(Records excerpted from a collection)
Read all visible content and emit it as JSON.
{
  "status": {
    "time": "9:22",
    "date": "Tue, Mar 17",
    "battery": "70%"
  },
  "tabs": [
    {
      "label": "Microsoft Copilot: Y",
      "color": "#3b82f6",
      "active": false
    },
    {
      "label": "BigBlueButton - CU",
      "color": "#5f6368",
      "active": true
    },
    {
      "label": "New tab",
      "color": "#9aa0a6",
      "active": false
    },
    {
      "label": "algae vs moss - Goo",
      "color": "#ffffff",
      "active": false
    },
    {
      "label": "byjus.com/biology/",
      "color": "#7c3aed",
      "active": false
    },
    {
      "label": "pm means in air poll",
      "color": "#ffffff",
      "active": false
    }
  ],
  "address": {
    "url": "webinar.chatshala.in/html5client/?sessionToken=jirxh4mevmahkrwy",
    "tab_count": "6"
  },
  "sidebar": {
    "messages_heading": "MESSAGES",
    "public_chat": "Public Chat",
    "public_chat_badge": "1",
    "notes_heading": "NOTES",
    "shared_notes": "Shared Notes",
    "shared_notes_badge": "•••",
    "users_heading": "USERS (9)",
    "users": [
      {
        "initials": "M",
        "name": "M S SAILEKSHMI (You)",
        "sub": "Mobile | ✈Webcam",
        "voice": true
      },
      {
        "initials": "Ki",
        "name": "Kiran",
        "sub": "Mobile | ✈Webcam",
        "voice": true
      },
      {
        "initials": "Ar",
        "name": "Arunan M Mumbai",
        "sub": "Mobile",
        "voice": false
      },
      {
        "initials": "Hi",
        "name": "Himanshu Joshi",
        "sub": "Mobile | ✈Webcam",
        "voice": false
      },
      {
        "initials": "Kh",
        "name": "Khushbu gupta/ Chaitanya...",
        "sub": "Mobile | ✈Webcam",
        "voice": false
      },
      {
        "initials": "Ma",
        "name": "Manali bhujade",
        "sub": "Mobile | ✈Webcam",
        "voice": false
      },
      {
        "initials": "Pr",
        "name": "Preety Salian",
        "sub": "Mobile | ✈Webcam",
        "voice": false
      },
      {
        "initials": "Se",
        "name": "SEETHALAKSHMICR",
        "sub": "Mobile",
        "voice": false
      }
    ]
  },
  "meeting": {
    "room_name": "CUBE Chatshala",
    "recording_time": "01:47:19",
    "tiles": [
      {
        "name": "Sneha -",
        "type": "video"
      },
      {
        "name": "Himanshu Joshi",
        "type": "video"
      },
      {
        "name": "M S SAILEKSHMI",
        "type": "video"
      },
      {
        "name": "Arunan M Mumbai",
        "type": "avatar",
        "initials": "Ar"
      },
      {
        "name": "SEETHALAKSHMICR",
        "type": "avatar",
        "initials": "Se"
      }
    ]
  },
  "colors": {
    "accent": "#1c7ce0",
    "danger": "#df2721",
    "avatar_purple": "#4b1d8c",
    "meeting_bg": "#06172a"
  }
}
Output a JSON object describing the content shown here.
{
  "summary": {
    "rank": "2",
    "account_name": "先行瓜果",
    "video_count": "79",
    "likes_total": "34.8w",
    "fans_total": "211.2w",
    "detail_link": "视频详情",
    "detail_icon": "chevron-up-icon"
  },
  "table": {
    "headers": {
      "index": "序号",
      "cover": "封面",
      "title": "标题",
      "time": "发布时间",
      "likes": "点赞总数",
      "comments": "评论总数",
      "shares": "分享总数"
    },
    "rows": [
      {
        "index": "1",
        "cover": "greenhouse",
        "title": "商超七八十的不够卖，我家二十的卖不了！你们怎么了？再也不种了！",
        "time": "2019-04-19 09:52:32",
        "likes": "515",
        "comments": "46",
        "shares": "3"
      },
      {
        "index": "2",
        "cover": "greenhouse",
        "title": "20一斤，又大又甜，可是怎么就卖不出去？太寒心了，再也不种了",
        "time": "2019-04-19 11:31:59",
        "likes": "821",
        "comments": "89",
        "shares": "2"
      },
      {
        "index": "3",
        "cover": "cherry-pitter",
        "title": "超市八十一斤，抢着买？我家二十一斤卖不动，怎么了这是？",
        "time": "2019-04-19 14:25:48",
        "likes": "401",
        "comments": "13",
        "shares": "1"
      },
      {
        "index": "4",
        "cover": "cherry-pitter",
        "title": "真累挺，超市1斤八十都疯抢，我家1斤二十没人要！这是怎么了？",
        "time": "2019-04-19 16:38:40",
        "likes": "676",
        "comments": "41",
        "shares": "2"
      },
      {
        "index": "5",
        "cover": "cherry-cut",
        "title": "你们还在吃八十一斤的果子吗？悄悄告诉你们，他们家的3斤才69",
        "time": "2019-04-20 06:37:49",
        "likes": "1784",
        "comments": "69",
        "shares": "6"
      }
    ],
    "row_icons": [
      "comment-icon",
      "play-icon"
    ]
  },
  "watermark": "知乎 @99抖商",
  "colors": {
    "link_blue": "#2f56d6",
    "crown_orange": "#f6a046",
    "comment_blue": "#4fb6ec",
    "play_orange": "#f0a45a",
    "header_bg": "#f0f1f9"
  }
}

> _What the task asks_
Repeat back the data above, exact to the last character.

> _Solution for this problem_
Read all visible content and emit it as JSON.
{
  "status": {
    "time": "9:22",
    "date": "Tue, Mar 17",
    "battery": "70%"
  },
  "tabs": [
    {
      "label": "Microsoft Copilot: Y",
      "color": "#3b82f6",
      "active": false
    },
    {
      "label": "BigBlueButton - CU",
      "color": "#5f6368",
      "active": true
    },
    {
      "label": "New tab",
      "color": "#9aa0a6",
      "active": false
    },
    {
      "label": "algae vs moss - Goo",
      "color": "#ffffff",
      "active": false
    },
    {
      "label": "byjus.com/biology/",
      "color": "#7c3aed",
      "active": false
    },
    {
      "label": "pm means in air poll",
      "color": "#ffffff",
      "active": false
    }
  ],
  "address": {
    "url": "webinar.chatshala.in/html5client/?sessionToken=jirxh4mevmahkrwy",
    "tab_count": "6"
  },
  "sidebar": {
    "messages_heading": "MESSAGES",
    "public_chat": "Public Chat",
    "public_chat_badge": "1",
    "notes_heading": "NOTES",
    "shared_notes": "Shared Notes",
    "shared_notes_badge": "•••",
    "users_heading": "USERS (9)",
    "users": [
      {
        "initials": "M",
        "name": "M S SAILEKSHMI (You)",
        "sub": "Mobile | ✈Webcam",
        "voice": true
      },
      {
        "initials": "Ki",
        "name": "Kiran",
        "sub": "Mobile | ✈Webcam",
        "voice": true
      },
      {
        "initials": "Ar",
        "name": "Arunan M Mumbai",
        "sub": "Mobile",
        "voice": false
      },
      {
        "initials": "Hi",
        "name": "Himanshu Joshi",
        "sub": "Mobile | ✈Webcam",
        "voice": false
      },
      {
        "initials": "Kh",
        "name": "Khushbu gupta/ Chaitanya...",
        "sub": "Mobile | ✈Webcam",
        "voice": false
      },
      {
        "initials": "Ma",
        "name": "Manali bhujade",
        "sub": "Mobile | ✈Webcam",
        "voice": false
      },
      {
        "initials": "Pr",
        "name": "Preety Salian",
        "sub": "Mobile | ✈Webcam",
        "voice": false
      },
      {
        "initials": "Se",
        "name": "SEETHALAKSHMICR",
        "sub": "Mobile",
        "voice": false
      }
    ]
  },
  "meeting": {
    "room_name": "CUBE Chatshala",
    "recording_time": "01:47:19",
    "tiles": [
      {
        "name": "Sneha -",
        "type": "video"
      },
      {
        "name": "Himanshu Joshi",
        "type": "video"
      },
      {
        "name": "M S SAILEKSHMI",
        "type": "video"
      },
      {
        "name": "Arunan M Mumbai",
        "type": "avatar",
        "initials": "Ar"
      },
      {
        "name": "SEETHALAKSHMICR",
        "type": "avatar",
        "initials": "Se"
      }
    ]
  },
  "colors": {
    "accent": "#1c7ce0",
    "danger": "#df2721",
    "avatar_purple": "#4b1d8c",
    "meeting_bg": "#06172a"
  }
}
Output a JSON object describing the content shown here.
{
  "summary": {
    "rank": "2",
    "account_name": "先行瓜果",
    "video_count": "79",
    "likes_total": "34.8w",
    "fans_total": "211.2w",
    "detail_link": "视频详情",
    "detail_icon": "chevron-up-icon"
  },
  "table": {
    "headers": {
      "index": "序号",
      "cover": "封面",
      "title": "标题",
      "time": "发布时间",
      "likes": "点赞总数",
      "comments": "评论总数",
      "shares": "分享总数"
    },
    "rows": [
      {
        "index": "1",
        "cover": "greenhouse",
        "title": "商超七八十的不够卖，我家二十的卖不了！你们怎么了？再也不种了！",
        "time": "2019-04-19 09:52:32",
        "likes": "515",
        "comments": "46",
        "shares": "3"
      },
      {
        "index": "2",
        "cover": "greenhouse",
        "title": "20一斤，又大又甜，可是怎么就卖不出去？太寒心了，再也不种了",
        "time": "2019-04-19 11:31:59",
        "likes": "821",
        "comments": "89",
        "shares": "2"
      },
      {
        "index": "3",
        "cover": "cherry-pitter",
        "title": "超市八十一斤，抢着买？我家二十一斤卖不动，怎么了这是？",
        "time": "2019-04-19 14:25:48",
        "likes": "401",
        "comments": "13",
        "shares": "1"
      },
      {
        "index": "4",
        "cover": "cherry-pitter",
        "title": "真累挺，超市1斤八十都疯抢，我家1斤二十没人要！这是怎么了？",
        "time": "2019-04-19 16:38:40",
        "likes": "676",
        "comments": "41",
        "shares": "2"
      },
      {
        "index": "5",
        "cover": "cherry-cut",
        "title": "你们还在吃八十一斤的果子吗？悄悄告诉你们，他们家的3斤才69",
        "time": "2019-04-20 06:37:49",
        "likes": "1784",
        "comments": "69",
        "shares": "6"
      }
    ],
    "row_icons": [
      "comment-icon",
      "play-icon"
    ]
  },
  "watermark": "知乎 @99抖商",
  "colors": {
    "link_blue": "#2f56d6",
    "crown_orange": "#f6a046",
    "comment_blue": "#4fb6ec",
    "play_orange": "#f0a45a",
    "header_bg": "#f0f1f9"
  }
}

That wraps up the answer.